[Exercise prompt]: Each entry below is to be extracted exactly.

========

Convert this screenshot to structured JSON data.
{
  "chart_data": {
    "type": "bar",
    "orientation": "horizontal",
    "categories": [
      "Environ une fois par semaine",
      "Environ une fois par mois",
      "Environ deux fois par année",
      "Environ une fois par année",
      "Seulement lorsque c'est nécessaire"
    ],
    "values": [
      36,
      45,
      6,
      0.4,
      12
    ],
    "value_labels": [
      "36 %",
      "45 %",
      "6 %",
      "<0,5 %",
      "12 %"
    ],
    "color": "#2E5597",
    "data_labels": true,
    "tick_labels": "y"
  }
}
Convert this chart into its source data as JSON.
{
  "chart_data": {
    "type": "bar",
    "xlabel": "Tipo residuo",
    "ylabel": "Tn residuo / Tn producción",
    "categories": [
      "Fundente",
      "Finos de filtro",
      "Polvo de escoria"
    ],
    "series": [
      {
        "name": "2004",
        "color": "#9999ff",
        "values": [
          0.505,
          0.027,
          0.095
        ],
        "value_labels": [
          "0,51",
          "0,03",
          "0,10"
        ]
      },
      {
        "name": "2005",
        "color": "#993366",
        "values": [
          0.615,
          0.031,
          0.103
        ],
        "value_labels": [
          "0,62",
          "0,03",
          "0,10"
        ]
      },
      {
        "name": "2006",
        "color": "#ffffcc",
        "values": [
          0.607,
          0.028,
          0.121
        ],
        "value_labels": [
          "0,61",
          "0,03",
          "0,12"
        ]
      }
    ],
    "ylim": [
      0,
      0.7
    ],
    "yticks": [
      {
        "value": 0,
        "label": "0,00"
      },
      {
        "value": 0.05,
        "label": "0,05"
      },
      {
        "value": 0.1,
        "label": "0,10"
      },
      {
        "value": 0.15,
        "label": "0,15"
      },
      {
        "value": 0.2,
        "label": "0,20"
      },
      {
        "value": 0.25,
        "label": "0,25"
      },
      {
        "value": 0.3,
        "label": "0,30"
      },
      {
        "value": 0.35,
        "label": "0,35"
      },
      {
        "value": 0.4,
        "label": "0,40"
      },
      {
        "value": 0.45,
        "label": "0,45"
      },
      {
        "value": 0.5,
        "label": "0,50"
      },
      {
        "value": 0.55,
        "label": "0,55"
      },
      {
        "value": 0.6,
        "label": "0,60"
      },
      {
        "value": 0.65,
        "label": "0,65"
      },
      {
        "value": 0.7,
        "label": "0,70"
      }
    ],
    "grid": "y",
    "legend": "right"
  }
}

========

[Exercise solution]:
Convert this screenshot to structured JSON data.
{
  "chart_data": {
    "type": "bar",
    "orientation": "horizontal",
    "categories": [
      "Environ une fois par semaine",
      "Environ une fois par mois",
      "Environ deux fois par année",
      "Environ une fois par année",
      "Seulement lorsque c'est nécessaire"
    ],
    "values": [
      36,
      45,
      6,
      0.4,
      12
    ],
    "value_labels": [
      "36 %",
      "45 %",
      "6 %",
      "<0,5 %",
      "12 %"
    ],
    "color": "#2E5597",
    "data_labels": true,
    "tick_labels": "y"
  }
}
Convert this chart into its source data as JSON.
{
  "chart_data": {
    "type": "bar",
    "xlabel": "Tipo residuo",
    "ylabel": "Tn residuo / Tn producción",
    "categories": [
      "Fundente",
      "Finos de filtro",
      "Polvo de escoria"
    ],
    "series": [
      {
        "name": "2004",
        "color": "#9999ff",
        "values": [
          0.505,
          0.027,
          0.095
        ],
        "value_labels": [
          "0,51",
          "0,03",
          "0,10"
        ]
      },
      {
        "name": "2005",
        "color": "#993366",
        "values": [
          0.615,
          0.031,
          0.103
        ],
        "value_labels": [
          "0,62",
          "0,03",
          "0,10"
        ]
      },
      {
        "name": "2006",
        "color": "#ffffcc",
        "values": [
          0.607,
          0.028,
          0.121
        ],
        "value_labels": [
          "0,61",
          "0,03",
          "0,12"
        ]
      }
    ],
    "ylim": [
      0,
      0.7
    ],
    "yticks": [
      {
        "value": 0,
        "label": "0,00"
      },
      {
        "value": 0.05,
        "label": "0,05"
      },
      {
        "value": 0.1,
        "label": "0,10"
      },
      {
        "value": 0.15,
        "label": "0,15"
      },
      {
        "value": 0.2,
        "label": "0,20"
      },
      {
        "value": 0.25,
        "label": "0,25"
      },
      {
        "value": 0.3,
        "label": "0,30"
      },
      {
        "value": 0.35,
        "label": "0,35"
      },
      {
        "value": 0.4,
        "label": "0,40"
      },
      {
        "value": 0.45,
        "label": "0,45"
      },
      {
        "value": 0.5,
        "label": "0,50"
      },
      {
        "value": 0.55,
        "label": "0,55"
      },
      {
        "value": 0.6,
        "label": "0,60"
      },
      {
        "value": 0.65,
        "label": "0,65"
      },
      {
        "value": 0.7,
        "label": "0,70"
      }
    ],
    "grid": "y",
    "legend": "right"
  }
}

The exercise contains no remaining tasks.